● **Required work**: Copy each line of the records that holds the string "name".

● **Extracted records**:
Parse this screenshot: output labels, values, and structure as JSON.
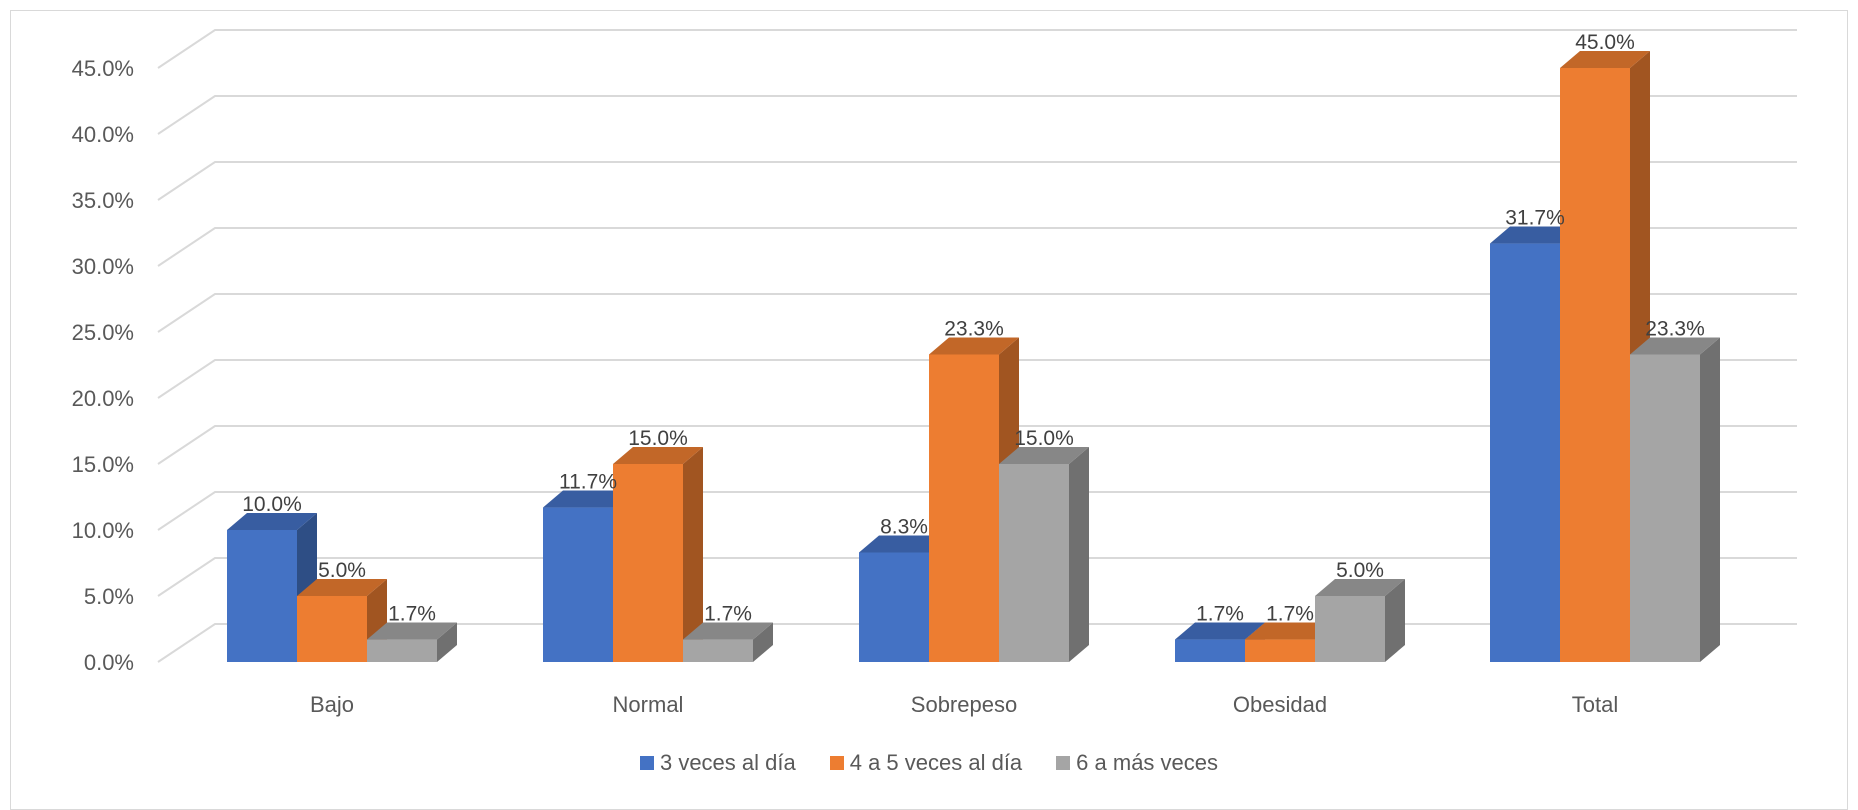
{
  "chart_data": {
    "type": "bar",
    "style": "3d-clustered-column",
    "title": "",
    "xlabel": "",
    "ylabel": "",
    "categories": [
      "Bajo",
      "Normal",
      "Sobrepeso",
      "Obesidad",
      "Total"
    ],
    "series": [
      {
        "name": "3 veces al día",
        "color": "#4472C4",
        "values": [
          10.0,
          11.7,
          8.3,
          1.7,
          31.7
        ],
        "labels": [
          "10.0%",
          "11.7%",
          "8.3%",
          "1.7%",
          "31.7%"
        ]
      },
      {
        "name": "4 a 5 veces al día",
        "color": "#ED7D31",
        "values": [
          5.0,
          15.0,
          23.3,
          1.7,
          45.0
        ],
        "labels": [
          "5.0%",
          "15.0%",
          "23.3%",
          "1.7%",
          "45.0%"
        ]
      },
      {
        "name": "6 a más veces",
        "color": "#A5A5A5",
        "values": [
          1.7,
          1.7,
          15.0,
          5.0,
          23.3
        ],
        "labels": [
          "1.7%",
          "1.7%",
          "15.0%",
          "5.0%",
          "23.3%"
        ]
      }
    ],
    "yticks": [
      "0.0%",
      "5.0%",
      "10.0%",
      "15.0%",
      "20.0%",
      "25.0%",
      "30.0%",
      "35.0%",
      "40.0%",
      "45.0%"
    ],
    "ylim": [
      0,
      45
    ],
    "grid": true,
    "legend": "bottom"
  }
}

● **Response below**:
        "name": "3 veces al día",
        "name": "4 a 5 veces al día",
        "name": "6 a más veces",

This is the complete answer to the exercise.